---------- Material for this exercise ----------
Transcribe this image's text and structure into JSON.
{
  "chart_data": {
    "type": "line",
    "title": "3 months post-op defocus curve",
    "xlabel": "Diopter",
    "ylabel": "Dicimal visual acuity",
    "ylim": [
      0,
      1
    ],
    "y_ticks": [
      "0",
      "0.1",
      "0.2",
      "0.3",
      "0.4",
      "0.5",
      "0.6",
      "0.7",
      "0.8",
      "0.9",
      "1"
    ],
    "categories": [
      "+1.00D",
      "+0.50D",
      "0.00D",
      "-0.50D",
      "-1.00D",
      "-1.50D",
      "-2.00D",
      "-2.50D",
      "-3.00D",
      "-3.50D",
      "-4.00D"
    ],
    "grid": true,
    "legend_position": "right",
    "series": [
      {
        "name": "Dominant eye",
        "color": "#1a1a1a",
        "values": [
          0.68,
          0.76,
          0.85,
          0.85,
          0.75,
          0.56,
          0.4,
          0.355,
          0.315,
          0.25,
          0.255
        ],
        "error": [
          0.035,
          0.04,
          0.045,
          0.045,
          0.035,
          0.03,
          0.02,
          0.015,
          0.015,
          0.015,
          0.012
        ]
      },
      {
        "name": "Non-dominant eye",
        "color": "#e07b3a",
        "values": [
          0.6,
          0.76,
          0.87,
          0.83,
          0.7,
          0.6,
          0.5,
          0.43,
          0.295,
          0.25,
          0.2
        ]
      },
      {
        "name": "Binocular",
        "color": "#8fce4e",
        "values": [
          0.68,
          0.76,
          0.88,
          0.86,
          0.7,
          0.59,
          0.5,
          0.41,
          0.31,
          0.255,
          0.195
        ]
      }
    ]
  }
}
----------
Every line of the data above should be reproduced word for word.

Output for this exercise
Transcribe this image's text and structure into JSON.
{
  "chart_data": {
    "type": "line",
    "title": "3 months post-op defocus curve",
    "xlabel": "Diopter",
    "ylabel": "Dicimal visual acuity",
    "ylim": [
      0,
      1
    ],
    "y_ticks": [
      "0",
      "0.1",
      "0.2",
      "0.3",
      "0.4",
      "0.5",
      "0.6",
      "0.7",
      "0.8",
      "0.9",
      "1"
    ],
    "categories": [
      "+1.00D",
      "+0.50D",
      "0.00D",
      "-0.50D",
      "-1.00D",
      "-1.50D",
      "-2.00D",
      "-2.50D",
      "-3.00D",
      "-3.50D",
      "-4.00D"
    ],
    "grid": true,
    "legend_position": "right",
    "series": [
      {
        "name": "Dominant eye",
        "color": "#1a1a1a",
        "values": [
          0.68,
          0.76,
          0.85,
          0.85,
          0.75,
          0.56,
          0.4,
          0.355,
          0.315,
          0.25,
          0.255
        ],
        "error": [
          0.035,
          0.04,
          0.045,
          0.045,
          0.035,
          0.03,
          0.02,
          0.015,
          0.015,
          0.015,
          0.012
        ]
      },
      {
        "name": "Non-dominant eye",
        "color": "#e07b3a",
        "values": [
          0.6,
          0.76,
          0.87,
          0.83,
          0.7,
          0.6,
          0.5,
          0.43,
          0.295,
          0.25,
          0.2
        ]
      },
      {
        "name": "Binocular",
        "color": "#8fce4e",
        "values": [
          0.68,
          0.76,
          0.88,
          0.86,
          0.7,
          0.59,
          0.5,
          0.41,
          0.31,
          0.255,
          0.195
        ]
      }
    ]
  }
}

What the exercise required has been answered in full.